Give the number of lines containing the word "Temperatur" and nothing more.

**Dataset items:**
──────────────────────────────

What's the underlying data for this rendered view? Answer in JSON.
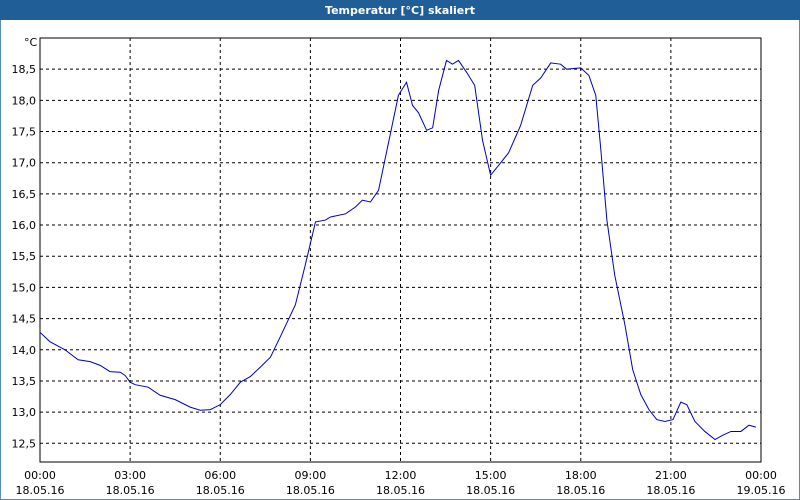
{
  "chart_data": {
    "type": "line",
    "title": "Temperatur [°C] skaliert",
    "ylabel": "°C",
    "x": [
      0,
      0.33,
      0.83,
      1.27,
      1.67,
      2.0,
      2.33,
      2.67,
      2.83,
      3.0,
      3.17,
      3.6,
      4.0,
      4.5,
      5.0,
      5.33,
      5.67,
      6.0,
      6.33,
      6.67,
      7.0,
      7.33,
      7.67,
      8.0,
      8.5,
      8.83,
      9.17,
      9.5,
      9.67,
      10.17,
      10.5,
      10.73,
      11.0,
      11.27,
      11.67,
      11.93,
      12.2,
      12.4,
      12.6,
      12.87,
      13.07,
      13.27,
      13.53,
      13.73,
      13.93,
      14.2,
      14.47,
      14.73,
      15.0,
      15.27,
      15.6,
      16.0,
      16.4,
      16.67,
      17.0,
      17.33,
      17.53,
      18.0,
      18.27,
      18.5,
      18.67,
      18.87,
      19.13,
      19.47,
      19.73,
      20.0,
      20.27,
      20.53,
      20.8,
      21.07,
      21.33,
      21.53,
      21.8,
      22.13,
      22.47,
      22.73,
      23.0,
      23.33,
      23.6,
      23.83
    ],
    "series": [
      {
        "name": "Temperatur",
        "color": "#0000c0",
        "values": [
          14.28,
          14.13,
          14.0,
          13.84,
          13.81,
          13.75,
          13.65,
          13.64,
          13.59,
          13.48,
          13.44,
          13.4,
          13.27,
          13.2,
          13.08,
          13.03,
          13.04,
          13.12,
          13.28,
          13.48,
          13.57,
          13.72,
          13.88,
          14.21,
          14.72,
          15.36,
          16.05,
          16.08,
          16.13,
          16.18,
          16.29,
          16.4,
          16.37,
          16.56,
          17.48,
          18.08,
          18.29,
          17.92,
          17.8,
          17.52,
          17.56,
          18.16,
          18.64,
          18.58,
          18.64,
          18.45,
          18.24,
          17.36,
          16.8,
          16.96,
          17.16,
          17.6,
          18.24,
          18.36,
          18.6,
          18.58,
          18.5,
          18.52,
          18.4,
          18.08,
          17.2,
          16.08,
          15.2,
          14.4,
          13.68,
          13.28,
          13.04,
          12.88,
          12.85,
          12.88,
          13.16,
          13.12,
          12.85,
          12.69,
          12.56,
          12.63,
          12.69,
          12.69,
          12.79,
          12.76
        ]
      }
    ],
    "xlim": [
      0,
      24
    ],
    "xticks": [
      {
        "value": 0,
        "label": "00:00"
      },
      {
        "value": 3,
        "label": "03:00"
      },
      {
        "value": 6,
        "label": "06:00"
      },
      {
        "value": 9,
        "label": "09:00"
      },
      {
        "value": 12,
        "label": "12:00"
      },
      {
        "value": 15,
        "label": "15:00"
      },
      {
        "value": 18,
        "label": "18:00"
      },
      {
        "value": 21,
        "label": "21:00"
      },
      {
        "value": 24,
        "label": "00:00"
      }
    ],
    "xtick_dates": [
      "18.05.16",
      "18.05.16",
      "18.05.16",
      "18.05.16",
      "18.05.16",
      "18.05.16",
      "18.05.16",
      "18.05.16",
      "19.05.16"
    ],
    "ylim": [
      12.2,
      19.0
    ],
    "yticks": [
      {
        "value": 12.5,
        "label": "12,5"
      },
      {
        "value": 13.0,
        "label": "13,0"
      },
      {
        "value": 13.5,
        "label": "13,5"
      },
      {
        "value": 14.0,
        "label": "14,0"
      },
      {
        "value": 14.5,
        "label": "14,5"
      },
      {
        "value": 15.0,
        "label": "15,0"
      },
      {
        "value": 15.5,
        "label": "15,5"
      },
      {
        "value": 16.0,
        "label": "16,0"
      },
      {
        "value": 16.5,
        "label": "16,5"
      },
      {
        "value": 17.0,
        "label": "17,0"
      },
      {
        "value": 17.5,
        "label": "17,5"
      },
      {
        "value": 18.0,
        "label": "18,0"
      },
      {
        "value": 18.5,
        "label": "18,5"
      }
    ],
    "grid": true
  }
}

──────────────────────────────

**Final answer:**
2